╭─ Data for this exercise

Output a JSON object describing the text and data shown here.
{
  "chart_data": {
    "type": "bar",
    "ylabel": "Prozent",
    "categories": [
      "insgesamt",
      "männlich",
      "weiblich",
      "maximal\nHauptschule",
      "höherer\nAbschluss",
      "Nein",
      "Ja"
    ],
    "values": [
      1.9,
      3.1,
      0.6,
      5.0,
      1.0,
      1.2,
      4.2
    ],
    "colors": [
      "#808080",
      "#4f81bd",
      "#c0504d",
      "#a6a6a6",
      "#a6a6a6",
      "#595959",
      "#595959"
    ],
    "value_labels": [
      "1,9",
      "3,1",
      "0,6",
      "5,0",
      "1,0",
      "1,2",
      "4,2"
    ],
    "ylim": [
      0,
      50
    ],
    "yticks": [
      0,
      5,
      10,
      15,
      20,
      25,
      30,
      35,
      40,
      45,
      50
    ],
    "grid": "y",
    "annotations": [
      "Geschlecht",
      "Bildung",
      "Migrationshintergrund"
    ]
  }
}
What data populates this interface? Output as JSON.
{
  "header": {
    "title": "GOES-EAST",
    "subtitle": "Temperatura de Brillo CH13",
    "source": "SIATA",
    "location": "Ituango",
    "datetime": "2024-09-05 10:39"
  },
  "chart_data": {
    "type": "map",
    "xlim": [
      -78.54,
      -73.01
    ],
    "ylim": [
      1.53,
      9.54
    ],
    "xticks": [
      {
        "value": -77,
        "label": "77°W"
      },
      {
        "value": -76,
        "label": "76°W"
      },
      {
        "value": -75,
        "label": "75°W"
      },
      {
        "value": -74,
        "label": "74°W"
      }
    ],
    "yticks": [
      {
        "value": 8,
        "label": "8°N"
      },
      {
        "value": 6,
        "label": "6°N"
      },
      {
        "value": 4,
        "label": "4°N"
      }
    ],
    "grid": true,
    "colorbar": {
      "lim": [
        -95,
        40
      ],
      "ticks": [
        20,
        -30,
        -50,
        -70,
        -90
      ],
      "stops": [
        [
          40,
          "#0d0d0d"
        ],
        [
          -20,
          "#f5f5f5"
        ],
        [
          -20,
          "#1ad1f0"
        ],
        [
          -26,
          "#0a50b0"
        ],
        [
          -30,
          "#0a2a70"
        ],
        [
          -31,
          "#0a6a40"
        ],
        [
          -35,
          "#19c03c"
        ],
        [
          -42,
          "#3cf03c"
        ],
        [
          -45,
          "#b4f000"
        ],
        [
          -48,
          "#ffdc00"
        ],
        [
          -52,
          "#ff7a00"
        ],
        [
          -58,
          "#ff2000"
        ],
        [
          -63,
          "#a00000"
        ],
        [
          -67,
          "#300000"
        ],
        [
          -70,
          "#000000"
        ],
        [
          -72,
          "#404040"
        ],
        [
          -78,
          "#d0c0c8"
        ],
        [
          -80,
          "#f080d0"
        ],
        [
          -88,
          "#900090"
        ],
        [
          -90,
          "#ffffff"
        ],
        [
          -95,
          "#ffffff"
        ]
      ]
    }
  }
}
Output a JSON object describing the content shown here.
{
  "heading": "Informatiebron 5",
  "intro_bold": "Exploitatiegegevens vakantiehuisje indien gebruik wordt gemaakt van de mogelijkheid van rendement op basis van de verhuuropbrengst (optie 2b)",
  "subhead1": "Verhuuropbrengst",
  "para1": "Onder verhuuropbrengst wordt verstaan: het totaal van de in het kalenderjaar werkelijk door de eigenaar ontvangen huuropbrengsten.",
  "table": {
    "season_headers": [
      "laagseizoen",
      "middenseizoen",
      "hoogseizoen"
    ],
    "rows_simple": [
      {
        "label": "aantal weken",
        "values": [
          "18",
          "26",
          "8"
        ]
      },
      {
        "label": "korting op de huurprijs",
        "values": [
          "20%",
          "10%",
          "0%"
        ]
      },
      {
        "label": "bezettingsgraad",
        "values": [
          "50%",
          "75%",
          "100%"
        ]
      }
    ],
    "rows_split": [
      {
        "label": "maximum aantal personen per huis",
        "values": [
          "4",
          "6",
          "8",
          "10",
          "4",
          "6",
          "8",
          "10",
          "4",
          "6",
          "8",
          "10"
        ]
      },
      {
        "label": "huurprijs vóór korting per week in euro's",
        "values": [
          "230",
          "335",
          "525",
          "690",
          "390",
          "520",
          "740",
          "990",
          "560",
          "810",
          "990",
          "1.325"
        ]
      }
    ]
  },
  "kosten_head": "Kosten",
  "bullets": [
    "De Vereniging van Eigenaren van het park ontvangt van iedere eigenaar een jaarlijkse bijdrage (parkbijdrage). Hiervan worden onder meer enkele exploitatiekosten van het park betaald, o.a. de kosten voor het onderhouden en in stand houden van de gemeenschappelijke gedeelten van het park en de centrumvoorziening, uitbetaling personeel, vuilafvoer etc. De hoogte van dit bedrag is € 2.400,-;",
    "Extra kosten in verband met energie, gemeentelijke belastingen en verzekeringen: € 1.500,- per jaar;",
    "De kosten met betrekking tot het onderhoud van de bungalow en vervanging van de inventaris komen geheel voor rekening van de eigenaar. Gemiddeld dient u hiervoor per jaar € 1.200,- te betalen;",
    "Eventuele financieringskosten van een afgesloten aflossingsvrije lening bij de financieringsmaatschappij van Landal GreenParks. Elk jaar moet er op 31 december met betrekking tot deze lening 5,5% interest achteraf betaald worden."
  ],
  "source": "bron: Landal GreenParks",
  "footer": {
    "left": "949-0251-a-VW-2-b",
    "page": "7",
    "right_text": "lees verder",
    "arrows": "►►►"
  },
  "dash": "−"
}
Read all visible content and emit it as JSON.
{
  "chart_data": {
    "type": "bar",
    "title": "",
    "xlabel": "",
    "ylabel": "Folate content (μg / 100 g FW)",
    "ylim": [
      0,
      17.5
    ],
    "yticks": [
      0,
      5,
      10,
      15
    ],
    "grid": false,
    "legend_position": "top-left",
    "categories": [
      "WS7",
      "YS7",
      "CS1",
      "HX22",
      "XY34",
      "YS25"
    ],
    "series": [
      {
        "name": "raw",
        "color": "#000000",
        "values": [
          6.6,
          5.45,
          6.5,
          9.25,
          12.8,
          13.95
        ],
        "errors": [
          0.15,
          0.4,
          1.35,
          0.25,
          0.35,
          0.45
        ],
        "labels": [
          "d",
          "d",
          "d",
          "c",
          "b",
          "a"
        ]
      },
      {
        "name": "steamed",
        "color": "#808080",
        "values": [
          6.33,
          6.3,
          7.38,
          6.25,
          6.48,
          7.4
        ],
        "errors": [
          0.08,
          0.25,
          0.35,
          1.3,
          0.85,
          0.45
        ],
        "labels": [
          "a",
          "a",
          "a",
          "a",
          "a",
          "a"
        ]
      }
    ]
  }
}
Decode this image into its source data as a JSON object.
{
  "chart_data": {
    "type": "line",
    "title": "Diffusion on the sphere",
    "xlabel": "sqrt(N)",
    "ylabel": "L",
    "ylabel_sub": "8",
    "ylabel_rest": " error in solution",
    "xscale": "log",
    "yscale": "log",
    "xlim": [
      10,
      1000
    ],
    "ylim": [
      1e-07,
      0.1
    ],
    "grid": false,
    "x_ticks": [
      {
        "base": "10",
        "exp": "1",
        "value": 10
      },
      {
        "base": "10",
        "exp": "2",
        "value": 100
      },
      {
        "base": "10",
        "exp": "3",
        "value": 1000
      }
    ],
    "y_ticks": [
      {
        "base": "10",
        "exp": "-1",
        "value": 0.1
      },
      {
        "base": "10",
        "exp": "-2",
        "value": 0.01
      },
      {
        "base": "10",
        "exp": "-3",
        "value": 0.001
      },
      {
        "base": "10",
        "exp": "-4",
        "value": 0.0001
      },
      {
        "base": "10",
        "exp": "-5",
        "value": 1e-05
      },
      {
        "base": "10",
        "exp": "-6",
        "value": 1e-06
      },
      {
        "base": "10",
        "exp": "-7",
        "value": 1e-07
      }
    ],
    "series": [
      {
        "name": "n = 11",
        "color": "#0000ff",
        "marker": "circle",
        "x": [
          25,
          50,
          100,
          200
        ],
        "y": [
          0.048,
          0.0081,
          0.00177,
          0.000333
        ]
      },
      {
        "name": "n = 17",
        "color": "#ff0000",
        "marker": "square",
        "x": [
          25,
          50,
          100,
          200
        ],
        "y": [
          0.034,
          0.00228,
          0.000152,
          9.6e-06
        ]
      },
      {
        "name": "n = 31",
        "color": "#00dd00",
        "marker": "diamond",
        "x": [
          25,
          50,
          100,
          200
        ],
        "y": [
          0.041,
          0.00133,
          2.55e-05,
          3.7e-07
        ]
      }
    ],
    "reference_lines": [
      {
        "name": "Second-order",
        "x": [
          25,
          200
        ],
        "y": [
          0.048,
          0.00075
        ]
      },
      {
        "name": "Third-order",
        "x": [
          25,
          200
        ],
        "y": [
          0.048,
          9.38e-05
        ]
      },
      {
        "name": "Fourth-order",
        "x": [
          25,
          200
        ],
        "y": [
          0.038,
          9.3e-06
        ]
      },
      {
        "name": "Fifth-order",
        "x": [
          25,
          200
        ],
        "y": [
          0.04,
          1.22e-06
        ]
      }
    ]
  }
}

╰─

Task directions. Search the preceding listing for "marker" and extract every line where it is found.

Solution for this exercise.
        "marker": "circle",
        "marker": "square",
        "marker": "diamond",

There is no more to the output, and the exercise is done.